**TEXTO PARA LEITURA**

□ □ □ □ □

O dinheiro da segunda edição do prêmio Syngenta (US$ 25 mil) vai permitir que Abdulaziz dê prosseguimento à expedição em busca da água do planeta. Disputando com outros 2 mil fotógrafos de todo o mundo, o vencedor do prêmio na competição oficial, atualmente morando em Berlim, ganhou ainda uma ajuda extra (US$ 15 mil) para continuar a viagem, cuja próxima parada deve ser a Califórnia, onde os recursos hídricos são também insuficientes para atender o mais populoso estado norte-americano.

Trata-se, aliás, de uma crise cíclica, que se arrasta há mais de um século, retratada, inclusive, no clássico filme de Polanski, Chinatown, que mostra como os administradores de Los Angeles desviaram a água de outras cidades para abastecer ilegalmente a população local.

Abdulaziz viu o filme de Polanski e sabe do que os roteiristas de Chinatown estão falando quando colocam na boca do personagem principal, o mau-caráter Noah Cross, a diabólica frase: “A maioria das pessoas tem de encarar o fato que, na hora certa e no lugar certo, todos são capazes de fazer qualquer coisa”. Noah Cross, por exemplo, descobriu que rendia um bom dinheiro desviar – ou melhor, roubar – água de lugares distantes por meio de um desonesto recurso político com ajuda de gente poderosa.

Nem todos têm essa escolha. No primeiro lugar que visitou para seu projeto Água, que tem apoio da ONU e outros organismos internacionais, Abdulaziz viu pessoas tão pobres e doentes que nem energia tinham para ser maquiavélicas como o Noah Cross de Polanski. “Cheguei em Serra Leoa em 2012, em plena epidemia de cólera, que matou centenas de pessoas”, conta. Nas favelas de Freetown, capital e maior cidade de Serra Leoa, a água contaminada e a falta de saneamento básico facilitaram a disseminação da doença, mas não fizeram Abdulaziz recuar. Ele estava empenhado em registrar, a qualquer custo, a tragédia do abandono em que vivem milhões de miseráveis sem água potável.

“Admito que sigo a tradição dos grandes humanistas da fotografia ao fazer essa escolha, mas não diria que se trata exatamente de fotojornalismo”, esclarece. “Meu projeto é mais que isso, é uma tentativa de entender como nossa espécie usa mal o elemento essencial para sua existência no planeta”. A água, em suas fotos, aparece tanto na abundância como na escassez, caso da mulher grávida (de oito meses), que Abdulaziz flagrou descendo uma colina na Etiópia com um tambor de 20 quilos. Numa sociedade patriarcal como a etíope, a função de buscar água pertence às mulheres. A grávida Uchiya Nallo, de 29 anos, gasta metade de seu dia nessa função.

□ □ □ □ □

**AMOSTRAS DO DATASET**
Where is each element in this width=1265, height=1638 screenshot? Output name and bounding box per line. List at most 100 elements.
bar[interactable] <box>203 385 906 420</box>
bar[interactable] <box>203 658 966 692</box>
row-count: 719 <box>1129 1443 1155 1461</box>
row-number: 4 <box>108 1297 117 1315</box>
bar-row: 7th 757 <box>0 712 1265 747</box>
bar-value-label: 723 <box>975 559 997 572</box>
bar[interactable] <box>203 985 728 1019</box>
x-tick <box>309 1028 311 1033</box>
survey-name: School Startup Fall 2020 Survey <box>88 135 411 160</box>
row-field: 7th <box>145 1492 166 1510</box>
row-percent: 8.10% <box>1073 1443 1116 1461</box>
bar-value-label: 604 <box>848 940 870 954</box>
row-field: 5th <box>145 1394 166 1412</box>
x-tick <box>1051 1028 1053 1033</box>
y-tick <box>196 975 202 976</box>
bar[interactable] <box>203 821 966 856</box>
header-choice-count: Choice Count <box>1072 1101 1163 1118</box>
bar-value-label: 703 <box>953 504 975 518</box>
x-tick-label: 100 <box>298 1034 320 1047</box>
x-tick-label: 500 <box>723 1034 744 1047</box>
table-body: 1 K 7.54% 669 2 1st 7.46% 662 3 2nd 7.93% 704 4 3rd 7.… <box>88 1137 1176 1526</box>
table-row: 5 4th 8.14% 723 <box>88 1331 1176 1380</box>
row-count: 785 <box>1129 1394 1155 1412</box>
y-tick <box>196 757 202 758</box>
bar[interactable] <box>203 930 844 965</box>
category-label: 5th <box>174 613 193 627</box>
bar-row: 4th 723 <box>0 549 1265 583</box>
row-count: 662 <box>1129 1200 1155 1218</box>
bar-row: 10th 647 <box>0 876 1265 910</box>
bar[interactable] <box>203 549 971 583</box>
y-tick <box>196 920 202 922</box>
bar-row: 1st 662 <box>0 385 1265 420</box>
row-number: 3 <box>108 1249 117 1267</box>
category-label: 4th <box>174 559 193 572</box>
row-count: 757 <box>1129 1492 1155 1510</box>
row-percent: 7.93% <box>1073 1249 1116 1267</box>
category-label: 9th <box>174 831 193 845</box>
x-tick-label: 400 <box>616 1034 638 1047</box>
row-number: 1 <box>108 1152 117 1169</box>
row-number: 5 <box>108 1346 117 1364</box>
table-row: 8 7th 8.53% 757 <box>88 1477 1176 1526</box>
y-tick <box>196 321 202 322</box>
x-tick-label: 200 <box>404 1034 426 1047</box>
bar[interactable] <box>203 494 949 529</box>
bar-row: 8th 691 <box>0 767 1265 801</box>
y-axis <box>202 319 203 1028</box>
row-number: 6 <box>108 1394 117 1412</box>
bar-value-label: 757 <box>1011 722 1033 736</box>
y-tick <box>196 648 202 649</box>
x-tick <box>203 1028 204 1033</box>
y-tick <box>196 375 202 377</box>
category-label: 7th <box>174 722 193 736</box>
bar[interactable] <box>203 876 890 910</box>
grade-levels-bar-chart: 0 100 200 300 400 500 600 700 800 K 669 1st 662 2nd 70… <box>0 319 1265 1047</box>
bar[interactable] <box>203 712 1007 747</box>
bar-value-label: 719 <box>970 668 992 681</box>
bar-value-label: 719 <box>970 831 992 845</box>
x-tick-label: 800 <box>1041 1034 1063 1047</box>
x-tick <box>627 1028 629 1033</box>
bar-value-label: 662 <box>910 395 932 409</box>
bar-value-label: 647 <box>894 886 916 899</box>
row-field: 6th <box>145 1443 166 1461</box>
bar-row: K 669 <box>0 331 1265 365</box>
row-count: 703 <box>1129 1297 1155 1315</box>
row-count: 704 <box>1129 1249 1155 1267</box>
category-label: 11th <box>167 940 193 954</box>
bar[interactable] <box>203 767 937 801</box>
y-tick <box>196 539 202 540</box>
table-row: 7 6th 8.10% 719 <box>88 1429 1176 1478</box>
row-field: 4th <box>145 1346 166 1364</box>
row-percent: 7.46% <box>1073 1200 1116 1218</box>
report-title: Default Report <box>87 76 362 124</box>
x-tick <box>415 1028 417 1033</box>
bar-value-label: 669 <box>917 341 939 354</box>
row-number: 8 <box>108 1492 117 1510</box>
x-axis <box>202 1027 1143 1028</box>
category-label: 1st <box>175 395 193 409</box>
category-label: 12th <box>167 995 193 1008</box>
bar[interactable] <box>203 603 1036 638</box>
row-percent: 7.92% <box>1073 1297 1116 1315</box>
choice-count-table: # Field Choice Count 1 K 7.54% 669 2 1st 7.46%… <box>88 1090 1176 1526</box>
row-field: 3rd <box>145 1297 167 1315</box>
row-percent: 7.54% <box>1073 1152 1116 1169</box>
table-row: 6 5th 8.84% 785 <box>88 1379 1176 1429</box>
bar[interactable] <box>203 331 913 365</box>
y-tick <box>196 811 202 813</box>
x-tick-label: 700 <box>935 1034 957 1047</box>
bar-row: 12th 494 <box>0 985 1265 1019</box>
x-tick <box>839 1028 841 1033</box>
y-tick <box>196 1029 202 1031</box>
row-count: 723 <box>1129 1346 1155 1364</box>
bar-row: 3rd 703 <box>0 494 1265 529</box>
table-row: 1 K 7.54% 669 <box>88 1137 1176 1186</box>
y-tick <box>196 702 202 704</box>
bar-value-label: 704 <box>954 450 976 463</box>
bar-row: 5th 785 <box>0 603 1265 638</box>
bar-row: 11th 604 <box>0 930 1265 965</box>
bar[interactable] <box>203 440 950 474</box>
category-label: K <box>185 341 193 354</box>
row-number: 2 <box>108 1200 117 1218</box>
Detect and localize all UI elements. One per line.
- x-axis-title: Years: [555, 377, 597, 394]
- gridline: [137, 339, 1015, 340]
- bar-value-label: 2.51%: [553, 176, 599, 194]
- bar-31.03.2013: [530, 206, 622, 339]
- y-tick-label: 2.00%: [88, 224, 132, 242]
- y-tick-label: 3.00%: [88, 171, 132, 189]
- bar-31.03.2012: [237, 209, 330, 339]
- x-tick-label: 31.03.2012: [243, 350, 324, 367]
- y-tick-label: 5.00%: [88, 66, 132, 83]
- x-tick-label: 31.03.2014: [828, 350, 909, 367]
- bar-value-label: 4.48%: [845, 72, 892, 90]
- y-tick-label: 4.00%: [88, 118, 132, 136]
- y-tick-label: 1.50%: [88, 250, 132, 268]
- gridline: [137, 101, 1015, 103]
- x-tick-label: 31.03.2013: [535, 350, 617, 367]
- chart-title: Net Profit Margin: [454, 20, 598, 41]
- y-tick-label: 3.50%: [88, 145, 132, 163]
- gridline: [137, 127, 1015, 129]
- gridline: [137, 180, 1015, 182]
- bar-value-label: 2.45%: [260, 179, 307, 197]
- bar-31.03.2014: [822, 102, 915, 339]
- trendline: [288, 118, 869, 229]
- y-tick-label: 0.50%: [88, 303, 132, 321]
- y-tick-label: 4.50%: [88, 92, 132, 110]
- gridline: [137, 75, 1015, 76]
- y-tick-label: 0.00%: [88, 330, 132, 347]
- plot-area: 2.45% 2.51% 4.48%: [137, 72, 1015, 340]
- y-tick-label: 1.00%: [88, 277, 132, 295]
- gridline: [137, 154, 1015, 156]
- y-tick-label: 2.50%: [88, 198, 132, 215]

□ □ □ □ □

**EXERCÍCIOS PROPOSTOS**
a - As afirmações (i), (ii) e (iii) estão de acordo com o texto sobre o projeto Água? Responda sim ou não a cada uma e cite as palavras do texto que decidem a questão.
(i) A próxima parada da viagem de Abdulaziz deve ser a Califórnia.
(ii) Abdulaziz chegou a Serra Leoa em 2014.
(iii) Na Etiópia, a função de buscar água cabe aos homens.
b - Segundo o texto sobre o projeto Água, por que Abdulaziz afirma que seu trabalho não é exatamente fotojornalismo?
c - Transcreva do texto sobre o projeto Água a passagem que vai de "Trata-se, aliás, de" até "a população local.".
As linhas não são usadas em nenhum destes exercícios.

**RESPOSTAS**
a -
(i) Sim: "cuja próxima parada deve ser a Califórnia".
(ii) Não: "Cheguei em Serra Leoa em 2012".
(iii) Não: "a função de buscar água pertence às mulheres".

b - Para ele, o projeto é mais que fotojornalismo. É uma tentativa de entender como nossa espécie usa mal o elemento essencial para sua existência no planeta.

c -
Trata-se, aliás, de uma crise cíclica, que se arrasta há mais de um século, retratada, inclusive, no clássico filme de Polanski, Chinatown, que mostra como os administradores de Los Angeles desviaram a água de outras cidades para abastecer ilegalmente a população local.